* Begin *
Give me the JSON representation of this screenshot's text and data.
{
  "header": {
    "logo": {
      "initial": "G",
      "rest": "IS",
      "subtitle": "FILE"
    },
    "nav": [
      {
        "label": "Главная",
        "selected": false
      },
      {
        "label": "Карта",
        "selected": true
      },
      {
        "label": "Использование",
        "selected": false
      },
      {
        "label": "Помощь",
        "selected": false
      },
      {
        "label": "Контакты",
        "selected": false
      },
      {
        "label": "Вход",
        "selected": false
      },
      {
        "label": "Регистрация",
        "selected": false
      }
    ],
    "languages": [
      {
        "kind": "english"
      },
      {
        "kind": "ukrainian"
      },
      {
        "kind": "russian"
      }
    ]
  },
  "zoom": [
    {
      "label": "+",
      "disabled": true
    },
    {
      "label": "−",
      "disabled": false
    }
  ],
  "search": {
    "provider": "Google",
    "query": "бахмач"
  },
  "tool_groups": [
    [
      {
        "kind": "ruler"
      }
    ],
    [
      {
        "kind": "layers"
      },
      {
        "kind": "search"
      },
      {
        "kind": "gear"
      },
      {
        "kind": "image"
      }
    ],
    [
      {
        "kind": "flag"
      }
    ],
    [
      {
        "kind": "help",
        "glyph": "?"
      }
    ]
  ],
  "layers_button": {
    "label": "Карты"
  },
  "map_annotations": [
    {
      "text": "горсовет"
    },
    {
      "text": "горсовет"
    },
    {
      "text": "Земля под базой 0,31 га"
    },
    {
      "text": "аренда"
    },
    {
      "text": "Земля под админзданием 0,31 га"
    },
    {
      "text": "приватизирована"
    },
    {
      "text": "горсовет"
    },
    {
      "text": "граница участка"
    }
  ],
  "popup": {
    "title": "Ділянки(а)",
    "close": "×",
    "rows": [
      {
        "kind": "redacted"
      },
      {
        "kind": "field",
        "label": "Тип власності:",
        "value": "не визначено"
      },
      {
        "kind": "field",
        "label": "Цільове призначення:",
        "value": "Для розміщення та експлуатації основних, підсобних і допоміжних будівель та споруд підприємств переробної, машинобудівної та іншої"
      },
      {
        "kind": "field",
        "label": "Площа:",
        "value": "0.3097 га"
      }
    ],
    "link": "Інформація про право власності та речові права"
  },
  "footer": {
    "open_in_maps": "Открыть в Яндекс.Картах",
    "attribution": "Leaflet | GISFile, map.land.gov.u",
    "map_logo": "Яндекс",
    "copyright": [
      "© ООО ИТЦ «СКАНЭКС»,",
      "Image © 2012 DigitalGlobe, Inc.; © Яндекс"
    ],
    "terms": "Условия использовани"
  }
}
* End *
Give only the number of lines in the material above where the string "value" appears.

• _Exercise answer_
3